■ Dataset:
__________

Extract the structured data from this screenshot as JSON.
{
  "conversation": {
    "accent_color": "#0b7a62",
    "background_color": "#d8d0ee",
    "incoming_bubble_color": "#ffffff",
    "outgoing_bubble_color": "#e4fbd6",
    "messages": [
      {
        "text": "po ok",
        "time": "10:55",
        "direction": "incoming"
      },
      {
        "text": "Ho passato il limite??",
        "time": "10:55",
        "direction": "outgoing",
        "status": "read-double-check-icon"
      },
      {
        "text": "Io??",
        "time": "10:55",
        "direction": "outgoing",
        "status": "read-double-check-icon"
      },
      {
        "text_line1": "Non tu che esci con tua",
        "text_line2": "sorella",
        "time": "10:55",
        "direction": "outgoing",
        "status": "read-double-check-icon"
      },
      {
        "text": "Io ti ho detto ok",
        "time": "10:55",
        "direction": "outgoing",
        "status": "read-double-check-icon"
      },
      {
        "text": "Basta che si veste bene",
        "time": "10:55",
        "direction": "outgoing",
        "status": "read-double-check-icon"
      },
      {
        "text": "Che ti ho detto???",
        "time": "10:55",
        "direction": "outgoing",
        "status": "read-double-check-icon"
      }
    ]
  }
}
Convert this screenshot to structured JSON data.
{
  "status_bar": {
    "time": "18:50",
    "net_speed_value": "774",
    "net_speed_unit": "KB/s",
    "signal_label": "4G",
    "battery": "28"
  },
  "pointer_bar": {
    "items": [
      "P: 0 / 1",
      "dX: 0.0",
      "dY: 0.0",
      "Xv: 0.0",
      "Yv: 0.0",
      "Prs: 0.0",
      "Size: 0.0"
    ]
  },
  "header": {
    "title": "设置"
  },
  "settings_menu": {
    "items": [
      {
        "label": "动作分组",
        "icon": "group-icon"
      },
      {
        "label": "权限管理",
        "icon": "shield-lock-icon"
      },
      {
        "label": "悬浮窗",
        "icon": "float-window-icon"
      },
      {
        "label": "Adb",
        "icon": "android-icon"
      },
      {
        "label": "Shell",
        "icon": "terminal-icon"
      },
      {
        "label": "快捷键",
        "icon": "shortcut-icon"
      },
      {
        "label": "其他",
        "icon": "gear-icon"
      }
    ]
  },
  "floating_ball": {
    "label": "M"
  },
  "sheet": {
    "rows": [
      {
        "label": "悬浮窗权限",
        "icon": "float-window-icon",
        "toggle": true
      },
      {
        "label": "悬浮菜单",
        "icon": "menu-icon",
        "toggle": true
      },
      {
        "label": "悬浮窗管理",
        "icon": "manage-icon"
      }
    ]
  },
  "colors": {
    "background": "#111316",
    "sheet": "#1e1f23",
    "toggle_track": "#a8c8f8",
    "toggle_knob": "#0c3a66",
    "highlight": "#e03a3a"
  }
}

__________

■ Do this:
Each line of the listing should be copied exactly.

■ Full response:
Extract the structured data from this screenshot as JSON.
{
  "conversation": {
    "accent_color": "#0b7a62",
    "background_color": "#d8d0ee",
    "incoming_bubble_color": "#ffffff",
    "outgoing_bubble_color": "#e4fbd6",
    "messages": [
      {
        "text": "po ok",
        "time": "10:55",
        "direction": "incoming"
      },
      {
        "text": "Ho passato il limite??",
        "time": "10:55",
        "direction": "outgoing",
        "status": "read-double-check-icon"
      },
      {
        "text": "Io??",
        "time": "10:55",
        "direction": "outgoing",
        "status": "read-double-check-icon"
      },
      {
        "text_line1": "Non tu che esci con tua",
        "text_line2": "sorella",
        "time": "10:55",
        "direction": "outgoing",
        "status": "read-double-check-icon"
      },
      {
        "text": "Io ti ho detto ok",
        "time": "10:55",
        "direction": "outgoing",
        "status": "read-double-check-icon"
      },
      {
        "text": "Basta che si veste bene",
        "time": "10:55",
        "direction": "outgoing",
        "status": "read-double-check-icon"
      },
      {
        "text": "Che ti ho detto???",
        "time": "10:55",
        "direction": "outgoing",
        "status": "read-double-check-icon"
      }
    ]
  }
}
Convert this screenshot to structured JSON data.
{
  "status_bar": {
    "time": "18:50",
    "net_speed_value": "774",
    "net_speed_unit": "KB/s",
    "signal_label": "4G",
    "battery": "28"
  },
  "pointer_bar": {
    "items": [
      "P: 0 / 1",
      "dX: 0.0",
      "dY: 0.0",
      "Xv: 0.0",
      "Yv: 0.0",
      "Prs: 0.0",
      "Size: 0.0"
    ]
  },
  "header": {
    "title": "设置"
  },
  "settings_menu": {
    "items": [
      {
        "label": "动作分组",
        "icon": "group-icon"
      },
      {
        "label": "权限管理",
        "icon": "shield-lock-icon"
      },
      {
        "label": "悬浮窗",
        "icon": "float-window-icon"
      },
      {
        "label": "Adb",
        "icon": "android-icon"
      },
      {
        "label": "Shell",
        "icon": "terminal-icon"
      },
      {
        "label": "快捷键",
        "icon": "shortcut-icon"
      },
      {
        "label": "其他",
        "icon": "gear-icon"
      }
    ]
  },
  "floating_ball": {
    "label": "M"
  },
  "sheet": {
    "rows": [
      {
        "label": "悬浮窗权限",
        "icon": "float-window-icon",
        "toggle": true
      },
      {
        "label": "悬浮菜单",
        "icon": "menu-icon",
        "toggle": true
      },
      {
        "label": "悬浮窗管理",
        "icon": "manage-icon"
      }
    ]
  },
  "colors": {
    "background": "#111316",
    "sheet": "#1e1f23",
    "toggle_track": "#a8c8f8",
    "toggle_knob": "#0c3a66",
    "highlight": "#e03a3a"
  }
}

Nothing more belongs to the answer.